[begin RAW DATA]

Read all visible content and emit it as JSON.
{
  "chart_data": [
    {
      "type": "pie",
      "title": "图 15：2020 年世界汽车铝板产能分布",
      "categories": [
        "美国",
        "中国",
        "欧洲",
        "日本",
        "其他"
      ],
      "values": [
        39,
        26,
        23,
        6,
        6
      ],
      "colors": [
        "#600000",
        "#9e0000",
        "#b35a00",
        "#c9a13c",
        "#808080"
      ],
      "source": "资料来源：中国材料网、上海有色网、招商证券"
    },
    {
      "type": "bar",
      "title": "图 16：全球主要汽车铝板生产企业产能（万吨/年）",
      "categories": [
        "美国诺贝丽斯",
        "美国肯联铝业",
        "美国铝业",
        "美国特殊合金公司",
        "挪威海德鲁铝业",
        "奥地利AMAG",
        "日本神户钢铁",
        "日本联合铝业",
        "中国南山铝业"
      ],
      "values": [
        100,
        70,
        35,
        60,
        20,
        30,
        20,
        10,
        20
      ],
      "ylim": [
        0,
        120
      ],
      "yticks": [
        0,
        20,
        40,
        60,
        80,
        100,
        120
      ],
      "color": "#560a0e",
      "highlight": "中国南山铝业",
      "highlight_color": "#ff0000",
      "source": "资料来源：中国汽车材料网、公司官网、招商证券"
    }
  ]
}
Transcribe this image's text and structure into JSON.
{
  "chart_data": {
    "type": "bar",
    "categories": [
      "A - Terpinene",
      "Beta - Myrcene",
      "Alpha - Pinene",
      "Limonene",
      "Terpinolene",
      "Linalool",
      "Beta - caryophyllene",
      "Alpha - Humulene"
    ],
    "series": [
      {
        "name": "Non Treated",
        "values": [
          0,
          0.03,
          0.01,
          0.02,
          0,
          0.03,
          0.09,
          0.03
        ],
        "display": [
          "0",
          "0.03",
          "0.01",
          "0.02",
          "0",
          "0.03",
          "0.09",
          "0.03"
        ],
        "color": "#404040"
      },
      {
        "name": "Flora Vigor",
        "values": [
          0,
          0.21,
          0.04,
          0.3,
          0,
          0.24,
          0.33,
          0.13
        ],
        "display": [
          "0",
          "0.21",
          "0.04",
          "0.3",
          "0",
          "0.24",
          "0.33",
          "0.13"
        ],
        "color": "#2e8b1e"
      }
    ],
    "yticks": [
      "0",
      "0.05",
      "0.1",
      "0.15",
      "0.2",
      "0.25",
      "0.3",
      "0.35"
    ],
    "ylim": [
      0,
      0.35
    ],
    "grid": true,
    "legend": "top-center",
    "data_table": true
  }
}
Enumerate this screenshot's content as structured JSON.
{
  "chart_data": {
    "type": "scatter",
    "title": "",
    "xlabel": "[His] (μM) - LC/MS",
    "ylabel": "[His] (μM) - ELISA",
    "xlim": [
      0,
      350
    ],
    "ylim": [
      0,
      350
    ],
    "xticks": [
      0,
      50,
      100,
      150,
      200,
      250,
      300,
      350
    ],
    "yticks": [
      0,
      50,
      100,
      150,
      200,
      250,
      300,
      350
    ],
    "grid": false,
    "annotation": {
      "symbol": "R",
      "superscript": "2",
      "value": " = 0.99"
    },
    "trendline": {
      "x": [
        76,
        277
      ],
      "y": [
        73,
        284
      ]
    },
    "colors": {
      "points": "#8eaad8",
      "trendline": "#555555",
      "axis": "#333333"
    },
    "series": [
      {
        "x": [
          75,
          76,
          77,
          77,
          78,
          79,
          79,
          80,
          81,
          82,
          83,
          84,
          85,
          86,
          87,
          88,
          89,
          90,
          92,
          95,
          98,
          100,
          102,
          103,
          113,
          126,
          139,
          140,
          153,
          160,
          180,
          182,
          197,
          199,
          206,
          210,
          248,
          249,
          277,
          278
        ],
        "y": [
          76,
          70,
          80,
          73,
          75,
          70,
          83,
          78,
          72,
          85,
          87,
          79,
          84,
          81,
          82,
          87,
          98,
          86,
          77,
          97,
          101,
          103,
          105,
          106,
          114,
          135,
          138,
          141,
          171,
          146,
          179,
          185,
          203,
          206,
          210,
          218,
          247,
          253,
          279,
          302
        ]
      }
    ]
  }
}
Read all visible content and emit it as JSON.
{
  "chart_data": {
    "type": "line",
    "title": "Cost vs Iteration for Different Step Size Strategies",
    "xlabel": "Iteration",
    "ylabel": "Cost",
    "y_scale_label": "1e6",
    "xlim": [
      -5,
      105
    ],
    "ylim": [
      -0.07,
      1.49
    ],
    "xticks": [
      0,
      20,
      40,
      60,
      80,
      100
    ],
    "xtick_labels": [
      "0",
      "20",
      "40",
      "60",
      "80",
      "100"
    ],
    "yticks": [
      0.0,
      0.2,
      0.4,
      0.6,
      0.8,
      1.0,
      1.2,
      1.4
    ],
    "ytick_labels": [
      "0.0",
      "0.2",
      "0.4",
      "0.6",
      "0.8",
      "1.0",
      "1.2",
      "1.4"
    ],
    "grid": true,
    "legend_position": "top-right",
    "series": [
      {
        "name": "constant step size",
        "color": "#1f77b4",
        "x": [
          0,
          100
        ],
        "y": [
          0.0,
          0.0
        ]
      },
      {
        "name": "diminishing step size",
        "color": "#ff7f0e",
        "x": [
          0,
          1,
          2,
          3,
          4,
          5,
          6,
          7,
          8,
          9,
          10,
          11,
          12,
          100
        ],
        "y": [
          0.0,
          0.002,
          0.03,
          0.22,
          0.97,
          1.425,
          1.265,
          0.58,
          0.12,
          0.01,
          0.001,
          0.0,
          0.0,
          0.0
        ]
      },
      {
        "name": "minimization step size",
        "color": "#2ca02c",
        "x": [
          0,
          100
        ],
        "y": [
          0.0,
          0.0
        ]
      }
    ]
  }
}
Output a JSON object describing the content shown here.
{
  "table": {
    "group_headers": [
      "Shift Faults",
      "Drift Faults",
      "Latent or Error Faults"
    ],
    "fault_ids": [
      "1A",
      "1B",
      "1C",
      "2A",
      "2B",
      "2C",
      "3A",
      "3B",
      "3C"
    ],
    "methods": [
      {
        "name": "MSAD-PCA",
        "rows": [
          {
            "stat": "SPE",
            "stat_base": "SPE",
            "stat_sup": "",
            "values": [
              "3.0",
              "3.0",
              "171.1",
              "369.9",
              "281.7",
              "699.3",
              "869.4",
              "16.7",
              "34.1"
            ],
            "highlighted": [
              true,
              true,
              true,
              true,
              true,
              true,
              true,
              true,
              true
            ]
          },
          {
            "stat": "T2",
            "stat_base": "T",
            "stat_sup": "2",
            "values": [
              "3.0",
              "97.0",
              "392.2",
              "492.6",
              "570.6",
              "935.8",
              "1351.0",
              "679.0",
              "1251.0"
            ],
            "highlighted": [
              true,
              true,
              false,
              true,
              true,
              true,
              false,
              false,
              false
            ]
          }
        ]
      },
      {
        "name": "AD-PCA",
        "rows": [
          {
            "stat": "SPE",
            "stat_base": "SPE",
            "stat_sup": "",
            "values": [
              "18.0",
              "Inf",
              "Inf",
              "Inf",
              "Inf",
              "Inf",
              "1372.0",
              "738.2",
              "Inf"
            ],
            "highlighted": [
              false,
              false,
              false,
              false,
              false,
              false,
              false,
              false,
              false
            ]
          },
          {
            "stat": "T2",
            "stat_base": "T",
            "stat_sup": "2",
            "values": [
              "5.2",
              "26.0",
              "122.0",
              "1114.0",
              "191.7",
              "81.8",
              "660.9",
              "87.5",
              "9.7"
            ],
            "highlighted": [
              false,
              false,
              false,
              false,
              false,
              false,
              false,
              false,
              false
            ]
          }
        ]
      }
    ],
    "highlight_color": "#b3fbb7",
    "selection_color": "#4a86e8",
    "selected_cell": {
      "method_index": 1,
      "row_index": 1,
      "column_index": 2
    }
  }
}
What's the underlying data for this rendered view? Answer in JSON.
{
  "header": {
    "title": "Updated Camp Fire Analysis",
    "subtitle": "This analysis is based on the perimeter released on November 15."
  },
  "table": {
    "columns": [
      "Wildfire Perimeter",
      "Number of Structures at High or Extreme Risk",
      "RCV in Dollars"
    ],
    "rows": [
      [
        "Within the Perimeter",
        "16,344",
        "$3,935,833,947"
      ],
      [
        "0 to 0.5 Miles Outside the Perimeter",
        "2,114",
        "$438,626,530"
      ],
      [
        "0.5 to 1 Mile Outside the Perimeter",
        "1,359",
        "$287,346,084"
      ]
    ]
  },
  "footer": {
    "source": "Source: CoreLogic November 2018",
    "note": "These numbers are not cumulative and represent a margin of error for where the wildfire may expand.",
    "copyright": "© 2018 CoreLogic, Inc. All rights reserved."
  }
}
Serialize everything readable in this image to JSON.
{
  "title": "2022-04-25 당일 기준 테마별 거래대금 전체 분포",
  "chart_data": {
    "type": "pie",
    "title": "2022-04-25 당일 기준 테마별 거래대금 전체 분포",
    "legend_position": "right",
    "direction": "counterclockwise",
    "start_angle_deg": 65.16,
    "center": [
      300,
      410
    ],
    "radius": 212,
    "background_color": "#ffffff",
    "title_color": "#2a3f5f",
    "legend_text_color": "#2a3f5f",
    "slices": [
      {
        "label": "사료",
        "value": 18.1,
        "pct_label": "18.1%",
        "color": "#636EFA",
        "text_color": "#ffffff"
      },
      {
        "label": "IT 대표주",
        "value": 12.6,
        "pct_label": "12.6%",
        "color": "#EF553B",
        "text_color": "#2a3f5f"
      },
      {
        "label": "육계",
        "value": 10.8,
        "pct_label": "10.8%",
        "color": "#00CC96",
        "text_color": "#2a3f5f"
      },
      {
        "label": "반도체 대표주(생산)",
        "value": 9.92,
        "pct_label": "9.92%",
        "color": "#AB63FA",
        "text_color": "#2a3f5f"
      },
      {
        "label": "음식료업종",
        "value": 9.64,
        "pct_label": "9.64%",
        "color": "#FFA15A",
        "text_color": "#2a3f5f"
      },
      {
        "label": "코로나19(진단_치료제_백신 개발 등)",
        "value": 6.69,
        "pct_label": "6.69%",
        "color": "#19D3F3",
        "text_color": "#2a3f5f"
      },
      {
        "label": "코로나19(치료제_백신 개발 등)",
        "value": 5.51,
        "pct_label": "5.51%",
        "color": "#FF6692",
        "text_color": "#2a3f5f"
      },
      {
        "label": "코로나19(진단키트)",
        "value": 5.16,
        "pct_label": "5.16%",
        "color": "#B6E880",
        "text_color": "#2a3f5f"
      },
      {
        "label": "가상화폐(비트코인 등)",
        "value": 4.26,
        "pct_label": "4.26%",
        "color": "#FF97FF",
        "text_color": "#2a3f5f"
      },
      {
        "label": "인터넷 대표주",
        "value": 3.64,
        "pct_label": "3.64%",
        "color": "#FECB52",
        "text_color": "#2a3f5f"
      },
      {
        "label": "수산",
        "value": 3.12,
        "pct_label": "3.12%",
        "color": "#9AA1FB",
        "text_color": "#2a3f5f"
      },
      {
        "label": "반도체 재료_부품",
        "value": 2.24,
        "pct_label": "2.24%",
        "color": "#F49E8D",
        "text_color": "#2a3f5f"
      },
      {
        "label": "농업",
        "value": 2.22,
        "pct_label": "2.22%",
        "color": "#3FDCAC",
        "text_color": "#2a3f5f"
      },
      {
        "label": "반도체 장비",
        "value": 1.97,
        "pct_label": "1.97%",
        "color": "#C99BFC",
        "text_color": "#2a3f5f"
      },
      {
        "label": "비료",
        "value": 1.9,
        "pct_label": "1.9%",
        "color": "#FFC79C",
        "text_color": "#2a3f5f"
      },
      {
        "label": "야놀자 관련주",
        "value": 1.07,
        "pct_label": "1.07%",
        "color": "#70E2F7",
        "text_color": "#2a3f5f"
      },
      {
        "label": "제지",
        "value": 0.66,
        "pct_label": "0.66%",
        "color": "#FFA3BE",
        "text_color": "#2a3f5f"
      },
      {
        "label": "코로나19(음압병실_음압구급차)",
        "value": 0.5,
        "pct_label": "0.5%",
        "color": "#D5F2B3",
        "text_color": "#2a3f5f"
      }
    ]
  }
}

[end RAW DATA]

### WORK INSTRUCTIONS
Pull out each line of the records holding the string "Iteration".

### RESPONSE TO THE TASK
    "title": "Cost vs Iteration for Different Step Size Strategies",
    "xlabel": "Iteration",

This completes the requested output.